[Excerpts from a figure dataset]

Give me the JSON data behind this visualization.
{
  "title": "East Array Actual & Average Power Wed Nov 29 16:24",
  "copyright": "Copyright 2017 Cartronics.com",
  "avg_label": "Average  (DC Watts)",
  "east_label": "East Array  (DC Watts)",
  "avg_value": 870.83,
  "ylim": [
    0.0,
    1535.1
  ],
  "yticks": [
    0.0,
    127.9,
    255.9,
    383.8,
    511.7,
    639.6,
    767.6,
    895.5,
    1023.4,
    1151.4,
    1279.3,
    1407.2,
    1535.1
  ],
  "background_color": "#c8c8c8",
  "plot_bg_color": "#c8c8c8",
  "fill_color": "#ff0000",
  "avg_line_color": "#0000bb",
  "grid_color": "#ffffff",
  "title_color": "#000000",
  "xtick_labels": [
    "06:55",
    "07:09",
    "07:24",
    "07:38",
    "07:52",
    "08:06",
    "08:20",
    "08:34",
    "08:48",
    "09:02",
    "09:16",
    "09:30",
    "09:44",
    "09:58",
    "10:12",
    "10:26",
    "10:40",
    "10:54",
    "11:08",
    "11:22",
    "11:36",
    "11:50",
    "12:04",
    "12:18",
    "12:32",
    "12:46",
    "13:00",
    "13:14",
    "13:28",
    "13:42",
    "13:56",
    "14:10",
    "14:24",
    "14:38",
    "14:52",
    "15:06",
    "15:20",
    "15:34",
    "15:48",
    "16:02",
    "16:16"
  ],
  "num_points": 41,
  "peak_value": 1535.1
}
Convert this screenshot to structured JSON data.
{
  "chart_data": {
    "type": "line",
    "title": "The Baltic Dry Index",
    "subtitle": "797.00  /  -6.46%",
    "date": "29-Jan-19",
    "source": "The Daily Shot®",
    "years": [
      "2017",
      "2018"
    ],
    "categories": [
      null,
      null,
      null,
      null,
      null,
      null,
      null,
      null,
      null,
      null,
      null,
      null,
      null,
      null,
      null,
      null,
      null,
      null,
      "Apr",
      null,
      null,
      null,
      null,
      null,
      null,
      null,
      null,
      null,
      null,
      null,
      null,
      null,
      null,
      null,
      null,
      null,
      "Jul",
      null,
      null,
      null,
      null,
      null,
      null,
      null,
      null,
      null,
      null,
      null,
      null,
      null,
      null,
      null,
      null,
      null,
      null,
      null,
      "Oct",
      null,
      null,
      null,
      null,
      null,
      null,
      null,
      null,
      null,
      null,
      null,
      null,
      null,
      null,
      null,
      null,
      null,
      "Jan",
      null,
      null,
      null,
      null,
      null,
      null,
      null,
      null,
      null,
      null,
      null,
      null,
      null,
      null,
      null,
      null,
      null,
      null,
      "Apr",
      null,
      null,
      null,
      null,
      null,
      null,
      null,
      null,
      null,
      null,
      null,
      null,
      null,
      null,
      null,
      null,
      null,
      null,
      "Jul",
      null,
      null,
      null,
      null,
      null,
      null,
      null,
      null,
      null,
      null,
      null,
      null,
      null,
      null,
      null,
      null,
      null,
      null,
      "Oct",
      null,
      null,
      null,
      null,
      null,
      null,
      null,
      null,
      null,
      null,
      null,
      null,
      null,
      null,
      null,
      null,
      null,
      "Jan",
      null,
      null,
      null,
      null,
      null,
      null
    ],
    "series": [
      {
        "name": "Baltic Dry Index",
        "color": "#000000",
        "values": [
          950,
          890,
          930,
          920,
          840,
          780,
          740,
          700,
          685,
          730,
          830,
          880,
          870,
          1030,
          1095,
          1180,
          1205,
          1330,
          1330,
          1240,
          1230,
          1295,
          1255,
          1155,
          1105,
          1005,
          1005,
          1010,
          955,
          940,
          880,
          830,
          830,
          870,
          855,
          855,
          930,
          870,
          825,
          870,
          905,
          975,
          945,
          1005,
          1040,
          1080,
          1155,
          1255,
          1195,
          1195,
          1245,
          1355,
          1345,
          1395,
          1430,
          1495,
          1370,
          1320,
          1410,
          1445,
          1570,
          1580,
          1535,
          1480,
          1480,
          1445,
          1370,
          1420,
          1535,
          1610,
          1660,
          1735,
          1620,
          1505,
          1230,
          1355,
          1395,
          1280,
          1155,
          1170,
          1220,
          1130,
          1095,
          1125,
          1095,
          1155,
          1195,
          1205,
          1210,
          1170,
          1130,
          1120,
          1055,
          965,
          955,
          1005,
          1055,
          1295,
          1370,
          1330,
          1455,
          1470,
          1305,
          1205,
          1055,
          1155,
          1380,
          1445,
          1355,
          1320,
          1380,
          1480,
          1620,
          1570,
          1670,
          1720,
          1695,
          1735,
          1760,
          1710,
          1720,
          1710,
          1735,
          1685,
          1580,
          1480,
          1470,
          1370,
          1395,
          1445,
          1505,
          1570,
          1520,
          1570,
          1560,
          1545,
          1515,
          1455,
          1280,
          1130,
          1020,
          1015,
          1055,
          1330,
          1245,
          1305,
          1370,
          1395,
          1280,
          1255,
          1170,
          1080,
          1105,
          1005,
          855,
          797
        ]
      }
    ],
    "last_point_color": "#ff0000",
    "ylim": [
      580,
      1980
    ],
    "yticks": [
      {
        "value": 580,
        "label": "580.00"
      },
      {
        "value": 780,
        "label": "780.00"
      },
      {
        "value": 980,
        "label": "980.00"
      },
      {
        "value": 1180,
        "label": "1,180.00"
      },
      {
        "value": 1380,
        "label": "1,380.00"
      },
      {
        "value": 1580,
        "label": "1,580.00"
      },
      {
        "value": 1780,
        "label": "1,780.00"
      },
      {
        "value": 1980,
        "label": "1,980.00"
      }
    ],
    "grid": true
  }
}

Short problem: Collect from the data above every line that includes "Average".

Task answer:
  "title": "East Array Actual & Average Power Wed Nov 29 16:24",
  "avg_label": "Average  (DC Watts)",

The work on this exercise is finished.